Write out exactly the lines from the one with "OCR this image." through the last line. Pictures stay out.

(Saved entries)
= = =
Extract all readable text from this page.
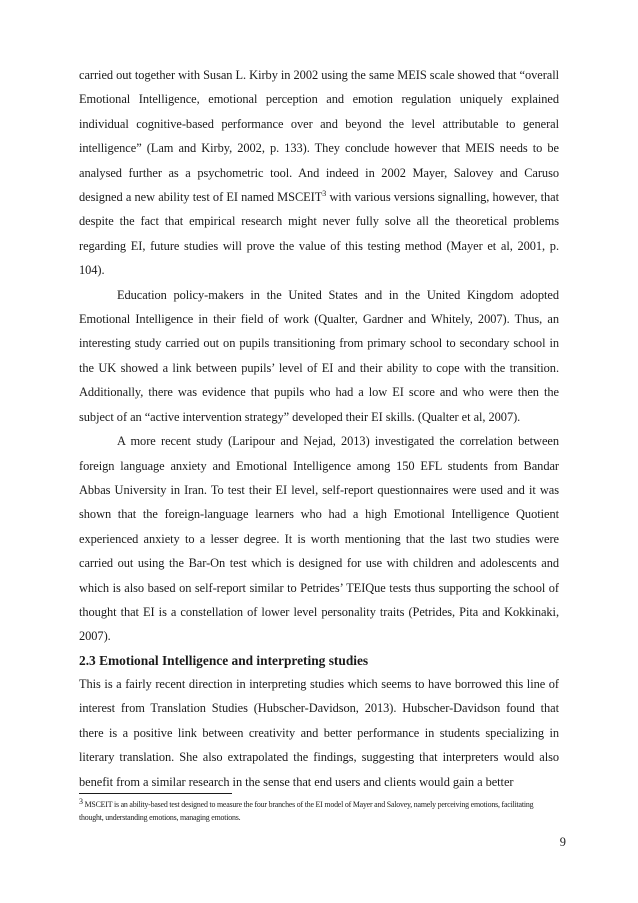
carried out together with Susan L. Kirby in 2002 using the same MEIS scale showed that “overall Emotional Intelligence, emotional perception and emotion regulation uniquely explained individual cognitive-based performance over and beyond the level attributable to general intelligence” (Lam and Kirby, 2002, p. 133). They conclude however that MEIS needs to be analysed further as a psychometric tool. And indeed in 2002 Mayer, Salovey and Caruso designed a new ability test of EI named MSCEIT$^3$ with various versions signalling, however, that despite the fact that empirical research might never fully solve all the theoretical problems regarding EI, future studies will prove the value of this testing method (Mayer et al, 2001, p. 104).

Education policy-makers in the United States and in the United Kingdom adopted Emotional Intelligence in their field of work (Qualter, Gardner and Whitely, 2007). Thus, an interesting study carried out on pupils transitioning from primary school to secondary school in the UK showed a link between pupils’ level of EI and their ability to cope with the transition. Additionally, there was evidence that pupils who had a low EI score and who were then the subject of an “active intervention strategy” developed their EI skills. (Qualter et al, 2007).

A more recent study (Laripour and Nejad, 2013) investigated the correlation between foreign language anxiety and Emotional Intelligence among 150 EFL students from Bandar Abbas University in Iran. To test their EI level, self-report questionnaires were used and it was shown that the foreign-language learners who had a high Emotional Intelligence Quotient experienced anxiety to a lesser degree. It is worth mentioning that the last two studies were carried out using the Bar-On test which is designed for use with children and adolescents and which is also based on self-report similar to Petrides’ TEIQue tests thus supporting the school of thought that EI is a constellation of lower level personality traits (Petrides, Pita and Kokkinaki, 2007).

2.3 Emotional Intelligence and interpreting studies

This is a fairly recent direction in interpreting studies which seems to have borrowed this line of interest from Translation Studies (Hubscher-Davidson, 2013). Hubscher-Davidson found that there is a positive link between creativity and better performance in students specializing in literary translation. She also extrapolated the findings, suggesting that interpreters would also benefit from a similar research in the sense that end users and clients would gain a better

$^3$ MSCEIT is an ability-based test designed to measure the four branches of the EI model of Mayer and Salovey, namely perceiving emotions, facilitating thought, understanding emotions, managing emotions.

9
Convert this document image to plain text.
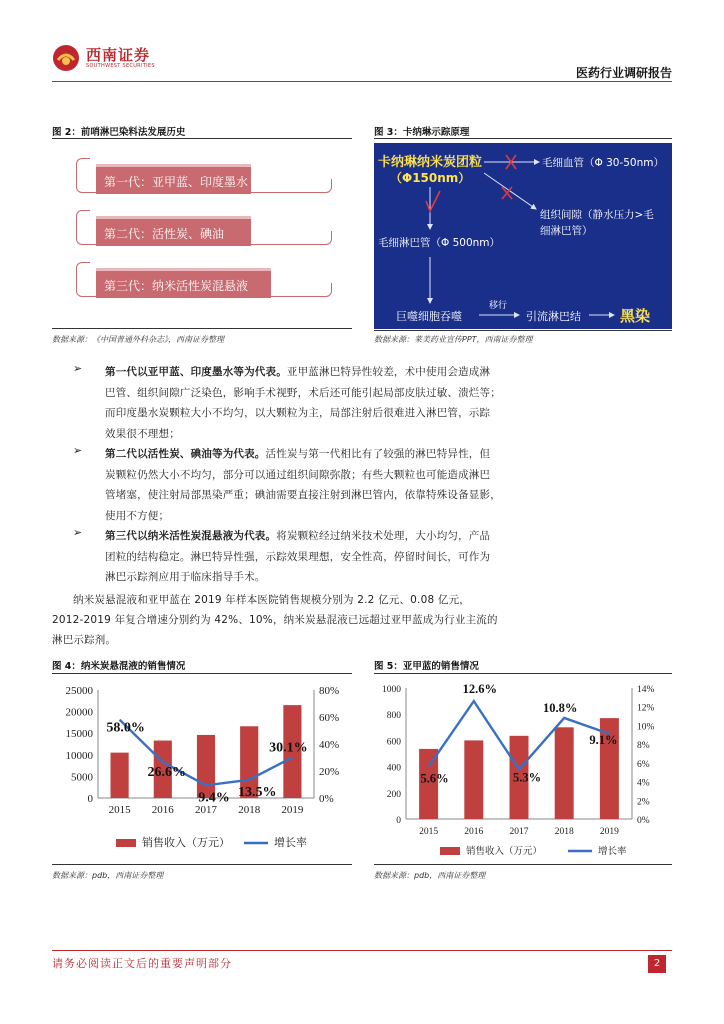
西南证券
SOUTHWEST SECURITIES	医药行业调研报告
图 2：前哨淋巴染料法发展历史
第一代：亚甲蓝、印度墨水
第二代：活性炭、碘油
第三代：纳米活性炭混悬液
数据来源：《中国普通外科杂志》，西南证券整理
图 3：卡纳琳示踪原理
卡纳琳纳米炭团粒
（Φ150nm）
毛细血管（Φ 30-50nm）
组织间隙（静水压力>毛
细淋巴管）
毛细淋巴管（Φ 500nm）
巨噬细胞吞噬
移行
引流淋巴结	黑染
数据来源：莱美药业宣传PPT，西南证券整理
➢ 第一代以亚甲蓝、印度墨水等为代表。亚甲蓝淋巴特异性较差，术中使用会造成淋
巴管、组织间隙广泛染色，影响手术视野，术后还可能引起局部皮肤过敏、溃烂等；
而印度墨水炭颗粒大小不均匀，以大颗粒为主，局部注射后很难进入淋巴管，示踪
效果很不理想；
➢ 第二代以活性炭、碘油等为代表。活性炭与第一代相比有了较强的淋巴特异性，但
炭颗粒仍然大小不均匀，部分可以通过组织间隙弥散；有些大颗粒也可能造成淋巴
管堵塞，使注射局部黑染严重；碘油需要直接注射到淋巴管内，依靠特殊设备显影，
使用不方便；
➢ 第三代以纳米活性炭混悬液为代表。将炭颗粒经过纳米技术处理，大小均匀，产品
团粒的结构稳定。淋巴特异性强，示踪效果理想，安全性高，停留时间长，可作为
淋巴示踪剂应用于临床指导手术。
纳米炭悬混液和亚甲蓝在 2019 年样本医院销售规模分别为 2.2 亿元、0.08 亿元，
2012-2019 年复合增速分别约为 42%、10%，纳米炭悬混液已远超过亚甲蓝成为行业主流的
淋巴示踪剂。
图 4：纳米炭悬混液的销售情况
0
5000
10000
15000
20000
25000
0%
20%
40%
60%
80%
2015 2016 2017 2018 2019
58.0%
26.6%
9.4% 13.5%
30.1%
销售收入（万元）	增长率
数据来源：pdb，西南证券整理
图 5：亚甲蓝的销售情况
0
200
400
600
800
1000
0%
2%
4%
6%
8%
10%
12%
14%
2015	2016	2017	2018	2019
5.6%
12.6%
5.3%
10.8%
9.1%
销售收入（万元）	增长率
数据来源：pdb，西南证券整理
请务必阅读正文后的重要声明部分	2
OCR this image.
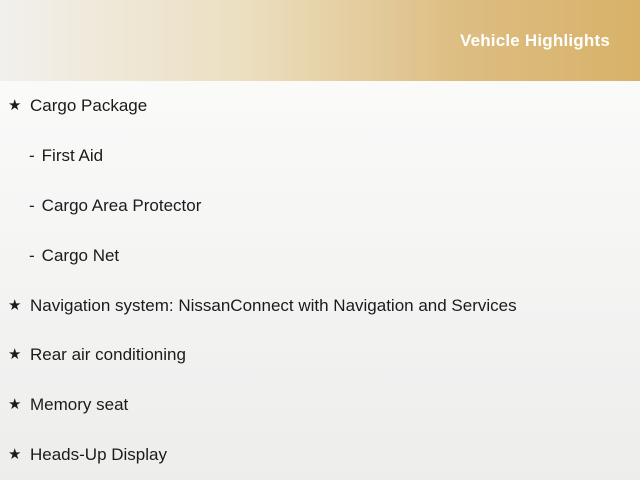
Vehicle Highlights
★ Cargo Package
- First Aid
- Cargo Area Protector
- Cargo Net
★ Navigation system: NissanConnect with Navigation and Services
★ Rear air conditioning
★ Memory seat
★ Heads-Up Display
= = =
SOLUTION TO THIS EXERCISE:
OCR this image.
Vehicle Highlights
★ Cargo Package
- First Aid
- Cargo Area Protector
- Cargo Net
★ Navigation system: NissanConnect with Navigation and Services
★ Rear air conditioning
★ Memory seat
★ Heads-Up Display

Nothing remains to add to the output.